▶ Work to complete
Transcribe each of the records below exactly, excluding all pictures.

▶ Material for this task
-----
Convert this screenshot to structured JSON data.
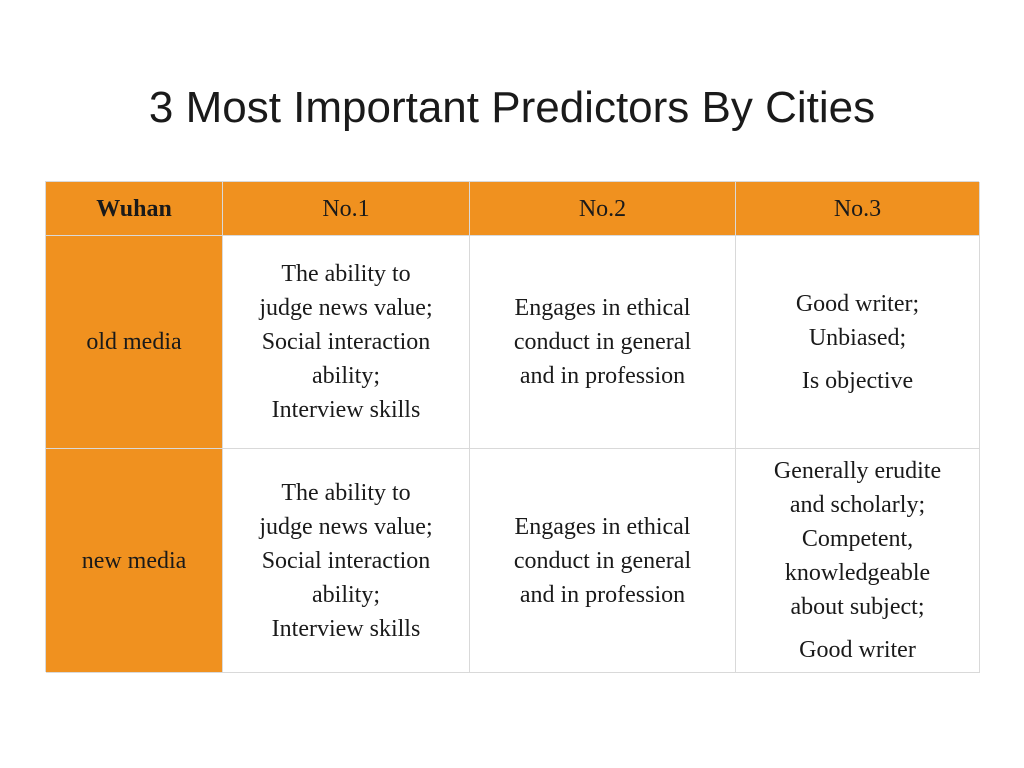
{
  "slide": {
    "title": "3 Most Important Predictors By Cities"
  },
  "table": {
    "corner_label": "Wuhan",
    "columns": [
      "No.1",
      "No.2",
      "No.3"
    ],
    "rows": [
      {
        "label": "old media",
        "no1": [
          "The ability to",
          "judge news value;",
          "Social interaction",
          "ability;",
          "Interview skills"
        ],
        "no2": [
          "Engages in ethical",
          "conduct in general",
          "and in profession"
        ],
        "no3": [
          "Good writer;",
          "Unbiased;",
          "Is objective"
        ]
      },
      {
        "label": "new media",
        "no1": [
          "The ability to",
          "judge news value;",
          "Social interaction",
          "ability;",
          "Interview skills"
        ],
        "no2": [
          "Engages in ethical",
          "conduct in general",
          "and in profession"
        ],
        "no3": [
          "Generally erudite",
          "and scholarly;",
          "Competent,",
          "knowledgeable",
          "about subject;",
          "Good writer"
        ]
      }
    ]
  },
  "colors": {
    "header_fill": "#f0911f",
    "cell_fill": "#ffffff",
    "grid_line": "#d9d9d9",
    "text": "#1a1a1a"
  }
}
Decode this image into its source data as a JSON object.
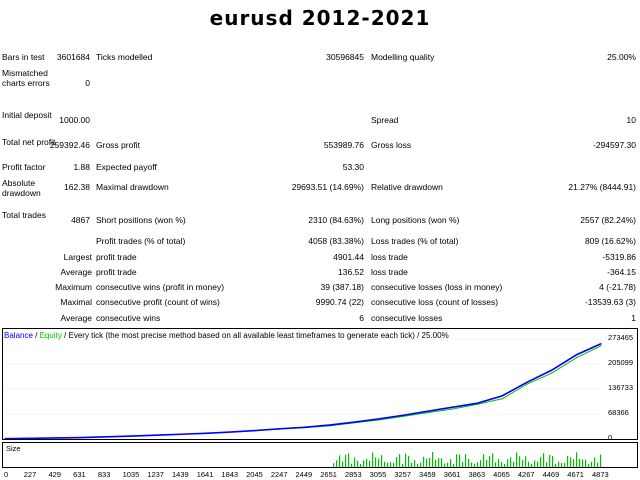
{
  "title": "eurusd 2012-2021",
  "stats": {
    "bars_label": "Bars in test",
    "bars_value": "3601684",
    "ticks_label": "Ticks modelled",
    "ticks_value": "30596845",
    "quality_label": "Modelling quality",
    "quality_value": "25.00%",
    "mismatch_label": "Mismatched charts errors",
    "mismatch_value": "0",
    "deposit_label": "Initial deposit",
    "deposit_value": "1000.00",
    "spread_label": "Spread",
    "spread_value": "10",
    "net_label": "Total net profit",
    "net_value": "259392.46",
    "gross_profit_label": "Gross profit",
    "gross_profit_value": "553989.76",
    "gross_loss_label": "Gross loss",
    "gross_loss_value": "-294597.30",
    "pf_label": "Profit factor",
    "pf_value": "1.88",
    "payoff_label": "Expected payoff",
    "payoff_value": "53.30",
    "abs_dd_label": "Absolute drawdown",
    "abs_dd_value": "162.38",
    "max_dd_label": "Maximal drawdown",
    "max_dd_value": "29693.51 (14.69%)",
    "rel_dd_label": "Relative drawdown",
    "rel_dd_value": "21.27% (8444.91)",
    "trades_label": "Total trades",
    "trades_value": "4867",
    "short_label": "Short positions (won %)",
    "short_value": "2310 (84.63%)",
    "long_label": "Long positions (won %)",
    "long_value": "2557 (82.24%)",
    "pt_label": "Profit trades (% of total)",
    "pt_value": "4058 (83.38%)",
    "lt_label": "Loss trades (% of total)",
    "lt_value": "809 (16.62%)",
    "largest_q": "Largest",
    "largest_pt_label": "profit trade",
    "largest_pt_value": "4901.44",
    "largest_lt_label": "loss trade",
    "largest_lt_value": "-5319.86",
    "average_q": "Average",
    "avg_pt_label": "profit trade",
    "avg_pt_value": "136.52",
    "avg_lt_label": "loss trade",
    "avg_lt_value": "-364.15",
    "maximum_q": "Maximum",
    "max_cw_label": "consecutive wins (profit in money)",
    "max_cw_value": "39 (387.18)",
    "max_cl_label": "consecutive losses (loss in money)",
    "max_cl_value": "4 (-21.78)",
    "maximal_q": "Maximal",
    "mx_cp_label": "consecutive profit (count of wins)",
    "mx_cp_value": "9990.74 (22)",
    "mx_cl_label": "consecutive loss (count of losses)",
    "mx_cl_value": "-13539.63 (3)",
    "average2_q": "Average",
    "av_cw_label": "consecutive wins",
    "av_cw_value": "6",
    "av_cl_label": "consecutive losses",
    "av_cl_value": "1"
  },
  "chart_legend": {
    "balance": "Balance",
    "sep1": " / ",
    "equity": "Equity",
    "rest": " / Every tick (the most precise method based on all available least timeframes to generate each tick) / 25.00%"
  },
  "size_label": "Size",
  "colors": {
    "balance": "#0000ff",
    "equity": "#00c000",
    "volume": "#00c000"
  },
  "chart_data": {
    "type": "line",
    "x": [
      0,
      227,
      429,
      631,
      833,
      1035,
      1237,
      1439,
      1641,
      1843,
      2045,
      2247,
      2449,
      2651,
      2853,
      3055,
      3257,
      3459,
      3661,
      3863,
      4065,
      4267,
      4469,
      4671,
      4873
    ],
    "y_ticks": [
      0,
      68366,
      136733,
      205099,
      273465
    ],
    "ylim": [
      0,
      273465
    ],
    "series": [
      {
        "name": "Balance",
        "values": [
          1000,
          2000,
          3000,
          4000,
          6000,
          8000,
          10500,
          13000,
          15500,
          19000,
          23000,
          28000,
          32000,
          38000,
          46000,
          55000,
          65000,
          76000,
          87000,
          98000,
          118000,
          155000,
          188000,
          230000,
          260392
        ]
      },
      {
        "name": "Equity",
        "values": [
          1000,
          2000,
          3000,
          4000,
          6000,
          8000,
          10500,
          13000,
          15500,
          19000,
          23000,
          27000,
          31000,
          36000,
          44000,
          52000,
          62000,
          72000,
          82000,
          95000,
          110000,
          150000,
          180000,
          222000,
          255000
        ]
      }
    ]
  }
}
-----
▶ The output
Convert this screenshot to structured JSON data.
{
  "slide": {
    "title": "3 Most Important Predictors By Cities"
  },
  "table": {
    "corner_label": "Wuhan",
    "columns": [
      "No.1",
      "No.2",
      "No.3"
    ],
    "rows": [
      {
        "label": "old media",
        "no1": [
          "The ability to",
          "judge news value;",
          "Social interaction",
          "ability;",
          "Interview skills"
        ],
        "no2": [
          "Engages in ethical",
          "conduct in general",
          "and in profession"
        ],
        "no3": [
          "Good writer;",
          "Unbiased;",
          "Is objective"
        ]
      },
      {
        "label": "new media",
        "no1": [
          "The ability to",
          "judge news value;",
          "Social interaction",
          "ability;",
          "Interview skills"
        ],
        "no2": [
          "Engages in ethical",
          "conduct in general",
          "and in profession"
        ],
        "no3": [
          "Generally erudite",
          "and scholarly;",
          "Competent,",
          "knowledgeable",
          "about subject;",
          "Good writer"
        ]
      }
    ]
  },
  "colors": {
    "header_fill": "#f0911f",
    "cell_fill": "#ffffff",
    "grid_line": "#d9d9d9",
    "text": "#1a1a1a"
  }
}
Decode this image into its source data as a JSON object.
{
  "title": "eurusd 2012-2021",
  "stats": {
    "bars_label": "Bars in test",
    "bars_value": "3601684",
    "ticks_label": "Ticks modelled",
    "ticks_value": "30596845",
    "quality_label": "Modelling quality",
    "quality_value": "25.00%",
    "mismatch_label": "Mismatched charts errors",
    "mismatch_value": "0",
    "deposit_label": "Initial deposit",
    "deposit_value": "1000.00",
    "spread_label": "Spread",
    "spread_value": "10",
    "net_label": "Total net profit",
    "net_value": "259392.46",
    "gross_profit_label": "Gross profit",
    "gross_profit_value": "553989.76",
    "gross_loss_label": "Gross loss",
    "gross_loss_value": "-294597.30",
    "pf_label": "Profit factor",
    "pf_value": "1.88",
    "payoff_label": "Expected payoff",
    "payoff_value": "53.30",
    "abs_dd_label": "Absolute drawdown",
    "abs_dd_value": "162.38",
    "max_dd_label": "Maximal drawdown",
    "max_dd_value": "29693.51 (14.69%)",
    "rel_dd_label": "Relative drawdown",
    "rel_dd_value": "21.27% (8444.91)",
    "trades_label": "Total trades",
    "trades_value": "4867",
    "short_label": "Short positions (won %)",
    "short_value": "2310 (84.63%)",
    "long_label": "Long positions (won %)",
    "long_value": "2557 (82.24%)",
    "pt_label": "Profit trades (% of total)",
    "pt_value": "4058 (83.38%)",
    "lt_label": "Loss trades (% of total)",
    "lt_value": "809 (16.62%)",
    "largest_q": "Largest",
    "largest_pt_label": "profit trade",
    "largest_pt_value": "4901.44",
    "largest_lt_label": "loss trade",
    "largest_lt_value": "-5319.86",
    "average_q": "Average",
    "avg_pt_label": "profit trade",
    "avg_pt_value": "136.52",
    "avg_lt_label": "loss trade",
    "avg_lt_value": "-364.15",
    "maximum_q": "Maximum",
    "max_cw_label": "consecutive wins (profit in money)",
    "max_cw_value": "39 (387.18)",
    "max_cl_label": "consecutive losses (loss in money)",
    "max_cl_value": "4 (-21.78)",
    "maximal_q": "Maximal",
    "mx_cp_label": "consecutive profit (count of wins)",
    "mx_cp_value": "9990.74 (22)",
    "mx_cl_label": "consecutive loss (count of losses)",
    "mx_cl_value": "-13539.63 (3)",
    "average2_q": "Average",
    "av_cw_label": "consecutive wins",
    "av_cw_value": "6",
    "av_cl_label": "consecutive losses",
    "av_cl_value": "1"
  },
  "chart_legend": {
    "balance": "Balance",
    "sep1": " / ",
    "equity": "Equity",
    "rest": " / Every tick (the most precise method based on all available least timeframes to generate each tick) / 25.00%"
  },
  "size_label": "Size",
  "colors": {
    "balance": "#0000ff",
    "equity": "#00c000",
    "volume": "#00c000"
  },
  "chart_data": {
    "type": "line",
    "x": [
      0,
      227,
      429,
      631,
      833,
      1035,
      1237,
      1439,
      1641,
      1843,
      2045,
      2247,
      2449,
      2651,
      2853,
      3055,
      3257,
      3459,
      3661,
      3863,
      4065,
      4267,
      4469,
      4671,
      4873
    ],
    "y_ticks": [
      0,
      68366,
      136733,
      205099,
      273465
    ],
    "ylim": [
      0,
      273465
    ],
    "series": [
      {
        "name": "Balance",
        "values": [
          1000,
          2000,
          3000,
          4000,
          6000,
          8000,
          10500,
          13000,
          15500,
          19000,
          23000,
          28000,
          32000,
          38000,
          46000,
          55000,
          65000,
          76000,
          87000,
          98000,
          118000,
          155000,
          188000,
          230000,
          260392
        ]
      },
      {
        "name": "Equity",
        "values": [
          1000,
          2000,
          3000,
          4000,
          6000,
          8000,
          10500,
          13000,
          15500,
          19000,
          23000,
          27000,
          31000,
          36000,
          44000,
          52000,
          62000,
          72000,
          82000,
          95000,
          110000,
          150000,
          180000,
          222000,
          255000
        ]
      }
    ]
  }
}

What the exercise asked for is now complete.